[DATA ROWS]:
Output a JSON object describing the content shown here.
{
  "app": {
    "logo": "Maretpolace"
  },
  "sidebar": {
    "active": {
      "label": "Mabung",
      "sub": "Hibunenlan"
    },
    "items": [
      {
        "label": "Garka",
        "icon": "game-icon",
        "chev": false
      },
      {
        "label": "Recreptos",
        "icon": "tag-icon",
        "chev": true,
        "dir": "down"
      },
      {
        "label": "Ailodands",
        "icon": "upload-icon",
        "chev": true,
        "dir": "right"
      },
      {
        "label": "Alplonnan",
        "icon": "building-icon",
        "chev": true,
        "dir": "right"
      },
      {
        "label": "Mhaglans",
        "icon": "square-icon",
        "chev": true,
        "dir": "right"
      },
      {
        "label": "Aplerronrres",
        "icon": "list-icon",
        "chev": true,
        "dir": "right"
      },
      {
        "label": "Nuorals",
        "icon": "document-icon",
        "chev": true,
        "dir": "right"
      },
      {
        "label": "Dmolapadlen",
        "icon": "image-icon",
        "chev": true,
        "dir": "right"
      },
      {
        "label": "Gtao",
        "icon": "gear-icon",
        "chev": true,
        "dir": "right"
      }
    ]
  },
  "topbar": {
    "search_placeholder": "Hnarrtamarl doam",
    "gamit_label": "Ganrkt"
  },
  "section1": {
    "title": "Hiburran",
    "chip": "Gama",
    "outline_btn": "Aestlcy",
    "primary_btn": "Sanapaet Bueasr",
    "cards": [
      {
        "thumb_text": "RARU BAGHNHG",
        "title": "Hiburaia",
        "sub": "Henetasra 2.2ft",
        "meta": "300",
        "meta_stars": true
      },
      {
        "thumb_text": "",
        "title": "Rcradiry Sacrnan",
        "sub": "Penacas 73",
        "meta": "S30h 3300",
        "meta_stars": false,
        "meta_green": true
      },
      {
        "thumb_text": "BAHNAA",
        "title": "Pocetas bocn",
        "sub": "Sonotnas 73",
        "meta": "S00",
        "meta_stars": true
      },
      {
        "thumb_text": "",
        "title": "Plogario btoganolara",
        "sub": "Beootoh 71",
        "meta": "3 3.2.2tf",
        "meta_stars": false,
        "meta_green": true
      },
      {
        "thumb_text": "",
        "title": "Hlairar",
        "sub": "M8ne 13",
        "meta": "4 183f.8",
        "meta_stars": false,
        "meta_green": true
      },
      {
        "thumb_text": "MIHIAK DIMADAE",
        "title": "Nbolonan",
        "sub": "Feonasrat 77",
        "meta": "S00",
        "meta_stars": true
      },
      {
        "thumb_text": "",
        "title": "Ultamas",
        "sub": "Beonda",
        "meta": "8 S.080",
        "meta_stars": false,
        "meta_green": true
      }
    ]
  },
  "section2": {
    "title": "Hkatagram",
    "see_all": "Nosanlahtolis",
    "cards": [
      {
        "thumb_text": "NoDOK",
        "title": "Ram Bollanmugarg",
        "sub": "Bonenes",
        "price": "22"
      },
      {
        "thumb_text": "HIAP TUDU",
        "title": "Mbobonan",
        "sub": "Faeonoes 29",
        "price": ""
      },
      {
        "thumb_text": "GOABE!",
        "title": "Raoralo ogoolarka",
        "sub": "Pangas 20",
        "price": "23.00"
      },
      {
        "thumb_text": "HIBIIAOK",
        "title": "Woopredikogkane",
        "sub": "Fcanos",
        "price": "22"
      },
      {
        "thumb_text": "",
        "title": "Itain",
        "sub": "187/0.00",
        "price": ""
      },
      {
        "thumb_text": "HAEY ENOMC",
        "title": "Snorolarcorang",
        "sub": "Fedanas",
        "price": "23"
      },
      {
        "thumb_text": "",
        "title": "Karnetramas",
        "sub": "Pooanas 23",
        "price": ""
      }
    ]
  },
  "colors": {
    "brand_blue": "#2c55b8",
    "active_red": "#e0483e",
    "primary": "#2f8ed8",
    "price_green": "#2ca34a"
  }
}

[WHAT THE TASK ASKS]:
Scan the data above and copy every line with "icon" in it.

[COMPLETED EXERCISE]:
        "icon": "game-icon",
        "icon": "tag-icon",
        "icon": "upload-icon",
        "icon": "building-icon",
        "icon": "square-icon",
        "icon": "list-icon",
        "icon": "document-icon",
        "icon": "image-icon",
        "icon": "gear-icon",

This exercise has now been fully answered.